[Figure collection entries]
— Begin —
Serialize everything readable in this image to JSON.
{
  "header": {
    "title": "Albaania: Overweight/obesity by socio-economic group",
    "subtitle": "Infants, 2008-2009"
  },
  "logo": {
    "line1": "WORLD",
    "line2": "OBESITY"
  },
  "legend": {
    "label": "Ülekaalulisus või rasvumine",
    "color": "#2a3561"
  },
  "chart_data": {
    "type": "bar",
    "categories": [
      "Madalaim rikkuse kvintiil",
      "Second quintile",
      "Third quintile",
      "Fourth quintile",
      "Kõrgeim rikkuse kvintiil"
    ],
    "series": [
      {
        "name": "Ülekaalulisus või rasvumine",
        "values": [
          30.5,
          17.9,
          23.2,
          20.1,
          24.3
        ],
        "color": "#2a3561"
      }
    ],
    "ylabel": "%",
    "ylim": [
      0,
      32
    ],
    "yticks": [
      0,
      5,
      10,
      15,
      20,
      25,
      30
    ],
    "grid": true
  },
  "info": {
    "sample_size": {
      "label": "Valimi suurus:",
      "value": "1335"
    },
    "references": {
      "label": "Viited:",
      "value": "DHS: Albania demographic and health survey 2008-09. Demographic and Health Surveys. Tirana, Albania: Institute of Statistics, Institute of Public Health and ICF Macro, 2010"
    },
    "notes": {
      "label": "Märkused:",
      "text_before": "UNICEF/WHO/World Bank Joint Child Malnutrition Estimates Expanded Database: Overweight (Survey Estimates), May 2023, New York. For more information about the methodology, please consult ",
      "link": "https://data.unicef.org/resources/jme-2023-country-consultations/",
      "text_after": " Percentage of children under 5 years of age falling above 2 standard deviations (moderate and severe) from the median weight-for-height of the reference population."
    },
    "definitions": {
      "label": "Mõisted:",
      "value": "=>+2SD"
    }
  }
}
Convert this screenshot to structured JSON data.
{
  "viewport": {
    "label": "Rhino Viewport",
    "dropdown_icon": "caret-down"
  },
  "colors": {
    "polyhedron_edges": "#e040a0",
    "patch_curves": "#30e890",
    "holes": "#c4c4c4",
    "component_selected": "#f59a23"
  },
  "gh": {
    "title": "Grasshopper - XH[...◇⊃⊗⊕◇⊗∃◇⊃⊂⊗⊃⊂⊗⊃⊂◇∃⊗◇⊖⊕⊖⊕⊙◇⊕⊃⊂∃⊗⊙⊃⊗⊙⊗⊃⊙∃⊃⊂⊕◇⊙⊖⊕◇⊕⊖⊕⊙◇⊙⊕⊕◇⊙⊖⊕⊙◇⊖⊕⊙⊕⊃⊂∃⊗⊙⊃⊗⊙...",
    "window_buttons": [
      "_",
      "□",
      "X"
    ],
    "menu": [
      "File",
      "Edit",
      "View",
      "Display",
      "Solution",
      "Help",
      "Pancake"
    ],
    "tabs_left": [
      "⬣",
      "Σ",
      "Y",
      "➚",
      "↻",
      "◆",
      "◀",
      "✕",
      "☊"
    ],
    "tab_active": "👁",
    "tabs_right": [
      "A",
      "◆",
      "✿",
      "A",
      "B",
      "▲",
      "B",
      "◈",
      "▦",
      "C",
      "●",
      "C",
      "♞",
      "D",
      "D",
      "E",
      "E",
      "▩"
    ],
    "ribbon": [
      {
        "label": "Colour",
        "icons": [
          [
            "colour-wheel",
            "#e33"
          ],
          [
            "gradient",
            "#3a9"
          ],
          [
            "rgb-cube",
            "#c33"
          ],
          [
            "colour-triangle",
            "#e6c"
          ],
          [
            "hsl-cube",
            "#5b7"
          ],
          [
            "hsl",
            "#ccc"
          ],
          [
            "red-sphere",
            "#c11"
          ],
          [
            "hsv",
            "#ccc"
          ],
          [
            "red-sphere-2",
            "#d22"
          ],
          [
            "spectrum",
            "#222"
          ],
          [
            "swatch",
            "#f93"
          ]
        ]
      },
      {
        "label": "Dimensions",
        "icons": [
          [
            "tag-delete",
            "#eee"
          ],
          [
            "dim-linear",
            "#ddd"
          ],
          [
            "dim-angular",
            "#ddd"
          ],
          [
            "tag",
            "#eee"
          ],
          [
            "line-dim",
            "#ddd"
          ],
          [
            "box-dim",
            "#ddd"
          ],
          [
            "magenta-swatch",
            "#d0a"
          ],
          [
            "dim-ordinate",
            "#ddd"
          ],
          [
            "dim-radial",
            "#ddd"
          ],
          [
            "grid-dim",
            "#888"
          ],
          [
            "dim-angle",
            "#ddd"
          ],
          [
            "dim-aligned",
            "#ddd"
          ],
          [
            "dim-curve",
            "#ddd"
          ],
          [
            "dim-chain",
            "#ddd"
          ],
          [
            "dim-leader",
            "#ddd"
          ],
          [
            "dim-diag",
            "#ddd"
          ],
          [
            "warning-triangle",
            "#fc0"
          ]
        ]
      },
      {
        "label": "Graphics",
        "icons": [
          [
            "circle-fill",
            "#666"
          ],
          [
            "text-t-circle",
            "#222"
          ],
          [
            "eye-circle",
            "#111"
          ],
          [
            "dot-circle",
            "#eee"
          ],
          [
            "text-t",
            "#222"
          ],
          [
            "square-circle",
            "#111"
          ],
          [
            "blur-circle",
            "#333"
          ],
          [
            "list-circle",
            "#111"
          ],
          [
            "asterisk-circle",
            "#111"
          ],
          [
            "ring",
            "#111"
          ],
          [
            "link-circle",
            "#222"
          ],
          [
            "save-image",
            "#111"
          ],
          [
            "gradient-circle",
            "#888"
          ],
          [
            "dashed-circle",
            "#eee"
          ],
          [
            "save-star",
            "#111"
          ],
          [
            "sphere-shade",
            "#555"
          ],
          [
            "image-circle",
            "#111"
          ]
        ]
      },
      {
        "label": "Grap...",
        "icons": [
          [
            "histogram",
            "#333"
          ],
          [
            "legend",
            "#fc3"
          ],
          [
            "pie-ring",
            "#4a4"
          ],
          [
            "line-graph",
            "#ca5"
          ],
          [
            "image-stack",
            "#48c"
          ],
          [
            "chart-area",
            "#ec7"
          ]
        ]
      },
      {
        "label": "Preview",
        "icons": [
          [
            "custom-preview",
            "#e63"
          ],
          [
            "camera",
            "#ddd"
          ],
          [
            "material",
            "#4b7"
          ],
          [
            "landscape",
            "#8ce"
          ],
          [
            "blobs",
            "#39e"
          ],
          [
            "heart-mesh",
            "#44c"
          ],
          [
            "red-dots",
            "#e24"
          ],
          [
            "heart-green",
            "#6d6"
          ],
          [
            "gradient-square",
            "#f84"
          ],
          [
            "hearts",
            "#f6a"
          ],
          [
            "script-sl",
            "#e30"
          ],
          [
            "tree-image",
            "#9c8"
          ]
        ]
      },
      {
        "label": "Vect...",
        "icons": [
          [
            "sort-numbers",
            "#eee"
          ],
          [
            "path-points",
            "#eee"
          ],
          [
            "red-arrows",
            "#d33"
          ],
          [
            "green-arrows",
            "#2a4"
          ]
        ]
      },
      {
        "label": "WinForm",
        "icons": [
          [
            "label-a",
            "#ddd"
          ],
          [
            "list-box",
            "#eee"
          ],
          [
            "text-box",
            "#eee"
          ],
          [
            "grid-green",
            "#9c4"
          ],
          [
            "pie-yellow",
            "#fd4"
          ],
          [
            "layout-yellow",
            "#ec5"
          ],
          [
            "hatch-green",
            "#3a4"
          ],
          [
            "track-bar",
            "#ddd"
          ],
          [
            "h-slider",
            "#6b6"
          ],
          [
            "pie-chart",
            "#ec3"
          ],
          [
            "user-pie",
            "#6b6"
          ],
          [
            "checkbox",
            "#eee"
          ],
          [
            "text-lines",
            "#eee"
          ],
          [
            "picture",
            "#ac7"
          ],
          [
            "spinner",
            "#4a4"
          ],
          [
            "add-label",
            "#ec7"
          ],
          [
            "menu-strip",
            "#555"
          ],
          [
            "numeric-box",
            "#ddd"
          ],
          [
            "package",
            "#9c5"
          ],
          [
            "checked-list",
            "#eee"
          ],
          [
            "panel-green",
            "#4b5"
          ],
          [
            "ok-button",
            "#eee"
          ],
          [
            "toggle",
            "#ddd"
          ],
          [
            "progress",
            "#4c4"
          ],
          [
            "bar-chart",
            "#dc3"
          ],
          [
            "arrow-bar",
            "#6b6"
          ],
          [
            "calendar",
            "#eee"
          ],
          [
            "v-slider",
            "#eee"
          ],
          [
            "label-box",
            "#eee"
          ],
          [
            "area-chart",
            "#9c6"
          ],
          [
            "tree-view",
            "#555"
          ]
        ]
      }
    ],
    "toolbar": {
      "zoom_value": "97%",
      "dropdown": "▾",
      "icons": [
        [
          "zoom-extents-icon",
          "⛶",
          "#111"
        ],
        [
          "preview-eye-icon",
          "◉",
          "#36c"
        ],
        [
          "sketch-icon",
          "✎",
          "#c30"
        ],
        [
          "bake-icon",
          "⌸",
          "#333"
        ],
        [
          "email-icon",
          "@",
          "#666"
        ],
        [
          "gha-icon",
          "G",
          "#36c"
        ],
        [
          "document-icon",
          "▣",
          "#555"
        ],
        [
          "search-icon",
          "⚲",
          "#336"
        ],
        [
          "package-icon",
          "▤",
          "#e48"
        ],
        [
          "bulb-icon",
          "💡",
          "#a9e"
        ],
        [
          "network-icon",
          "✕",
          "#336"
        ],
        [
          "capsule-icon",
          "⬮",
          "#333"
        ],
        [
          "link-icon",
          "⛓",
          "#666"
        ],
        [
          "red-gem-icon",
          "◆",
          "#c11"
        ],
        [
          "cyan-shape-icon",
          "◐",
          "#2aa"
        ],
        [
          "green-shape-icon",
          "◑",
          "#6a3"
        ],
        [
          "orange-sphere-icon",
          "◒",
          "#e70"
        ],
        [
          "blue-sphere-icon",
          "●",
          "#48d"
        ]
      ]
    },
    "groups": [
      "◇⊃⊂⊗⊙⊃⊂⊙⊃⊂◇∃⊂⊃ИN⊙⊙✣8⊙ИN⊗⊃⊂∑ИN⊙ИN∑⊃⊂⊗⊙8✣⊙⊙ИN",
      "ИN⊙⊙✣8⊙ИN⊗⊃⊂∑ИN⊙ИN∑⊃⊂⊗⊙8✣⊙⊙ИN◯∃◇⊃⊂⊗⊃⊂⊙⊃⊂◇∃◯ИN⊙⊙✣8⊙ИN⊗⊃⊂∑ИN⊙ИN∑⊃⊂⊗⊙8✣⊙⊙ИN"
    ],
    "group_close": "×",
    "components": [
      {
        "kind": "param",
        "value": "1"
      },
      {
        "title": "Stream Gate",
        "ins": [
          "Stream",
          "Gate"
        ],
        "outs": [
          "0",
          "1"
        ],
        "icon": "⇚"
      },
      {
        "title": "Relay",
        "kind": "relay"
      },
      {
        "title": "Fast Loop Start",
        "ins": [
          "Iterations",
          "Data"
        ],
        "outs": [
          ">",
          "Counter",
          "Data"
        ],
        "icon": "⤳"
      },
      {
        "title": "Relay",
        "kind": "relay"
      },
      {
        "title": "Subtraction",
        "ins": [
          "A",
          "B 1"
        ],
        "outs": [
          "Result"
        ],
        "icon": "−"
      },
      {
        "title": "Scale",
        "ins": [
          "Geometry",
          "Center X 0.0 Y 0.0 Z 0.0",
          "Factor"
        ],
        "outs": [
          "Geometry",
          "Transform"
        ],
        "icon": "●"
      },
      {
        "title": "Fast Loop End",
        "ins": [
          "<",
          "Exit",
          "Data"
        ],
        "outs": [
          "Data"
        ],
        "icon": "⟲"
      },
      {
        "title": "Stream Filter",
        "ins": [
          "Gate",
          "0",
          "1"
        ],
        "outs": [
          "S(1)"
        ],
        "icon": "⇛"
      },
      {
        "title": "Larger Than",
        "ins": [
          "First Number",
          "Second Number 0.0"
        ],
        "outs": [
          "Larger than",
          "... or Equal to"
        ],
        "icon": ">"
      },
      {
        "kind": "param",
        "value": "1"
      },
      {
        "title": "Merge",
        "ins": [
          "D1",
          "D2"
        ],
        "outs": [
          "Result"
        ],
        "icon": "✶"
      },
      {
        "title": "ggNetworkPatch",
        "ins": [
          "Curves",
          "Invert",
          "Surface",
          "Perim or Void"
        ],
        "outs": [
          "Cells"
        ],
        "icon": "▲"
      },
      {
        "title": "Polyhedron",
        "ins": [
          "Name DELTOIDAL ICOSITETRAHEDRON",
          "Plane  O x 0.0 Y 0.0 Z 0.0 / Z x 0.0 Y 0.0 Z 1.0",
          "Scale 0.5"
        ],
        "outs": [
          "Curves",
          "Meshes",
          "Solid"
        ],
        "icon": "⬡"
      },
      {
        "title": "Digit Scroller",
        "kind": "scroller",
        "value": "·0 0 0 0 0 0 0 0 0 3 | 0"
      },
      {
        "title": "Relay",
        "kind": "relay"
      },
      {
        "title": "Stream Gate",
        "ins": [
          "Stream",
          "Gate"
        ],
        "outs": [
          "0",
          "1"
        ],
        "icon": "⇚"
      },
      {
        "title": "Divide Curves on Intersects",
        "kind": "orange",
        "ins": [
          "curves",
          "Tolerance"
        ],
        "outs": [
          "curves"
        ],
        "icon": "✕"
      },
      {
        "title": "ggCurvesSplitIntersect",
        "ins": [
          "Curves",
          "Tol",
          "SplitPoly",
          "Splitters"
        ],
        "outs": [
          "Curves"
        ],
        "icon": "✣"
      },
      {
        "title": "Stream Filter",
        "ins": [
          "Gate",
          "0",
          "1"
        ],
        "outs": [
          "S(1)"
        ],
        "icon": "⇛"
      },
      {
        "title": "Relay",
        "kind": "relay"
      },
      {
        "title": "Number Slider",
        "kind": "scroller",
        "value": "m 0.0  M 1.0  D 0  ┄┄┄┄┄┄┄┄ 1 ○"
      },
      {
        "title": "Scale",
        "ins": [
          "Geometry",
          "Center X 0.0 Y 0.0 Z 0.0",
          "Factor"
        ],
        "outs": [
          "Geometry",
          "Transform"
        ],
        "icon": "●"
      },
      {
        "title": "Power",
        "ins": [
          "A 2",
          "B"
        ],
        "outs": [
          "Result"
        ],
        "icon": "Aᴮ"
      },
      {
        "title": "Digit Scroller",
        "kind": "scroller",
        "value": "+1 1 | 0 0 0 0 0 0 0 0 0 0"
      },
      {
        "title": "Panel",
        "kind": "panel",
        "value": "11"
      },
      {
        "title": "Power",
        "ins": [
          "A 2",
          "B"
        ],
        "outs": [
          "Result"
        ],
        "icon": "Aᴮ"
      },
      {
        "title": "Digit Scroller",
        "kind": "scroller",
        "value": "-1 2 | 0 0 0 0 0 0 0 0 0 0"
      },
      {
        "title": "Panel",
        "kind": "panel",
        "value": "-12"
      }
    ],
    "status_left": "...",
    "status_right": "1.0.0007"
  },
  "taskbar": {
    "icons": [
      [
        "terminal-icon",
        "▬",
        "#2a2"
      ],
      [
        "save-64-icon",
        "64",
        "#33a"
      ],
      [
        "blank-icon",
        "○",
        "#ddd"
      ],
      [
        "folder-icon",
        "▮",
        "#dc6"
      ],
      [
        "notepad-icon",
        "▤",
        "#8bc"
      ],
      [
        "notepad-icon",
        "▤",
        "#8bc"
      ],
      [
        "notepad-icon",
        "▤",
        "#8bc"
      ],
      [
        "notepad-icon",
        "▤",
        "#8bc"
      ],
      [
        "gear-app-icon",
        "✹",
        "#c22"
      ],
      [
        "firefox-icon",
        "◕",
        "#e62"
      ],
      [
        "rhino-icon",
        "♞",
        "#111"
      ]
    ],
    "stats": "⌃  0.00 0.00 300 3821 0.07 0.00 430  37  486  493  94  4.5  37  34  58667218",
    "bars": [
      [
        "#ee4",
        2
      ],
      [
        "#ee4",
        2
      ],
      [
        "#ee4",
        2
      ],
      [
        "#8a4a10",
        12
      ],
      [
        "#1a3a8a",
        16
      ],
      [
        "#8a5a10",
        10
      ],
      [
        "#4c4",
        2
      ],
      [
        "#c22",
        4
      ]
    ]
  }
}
— End —
(Stated exercise)
Report only the count of lines that include the string "Ülekaalulisus".

(Answer to this exercise)
2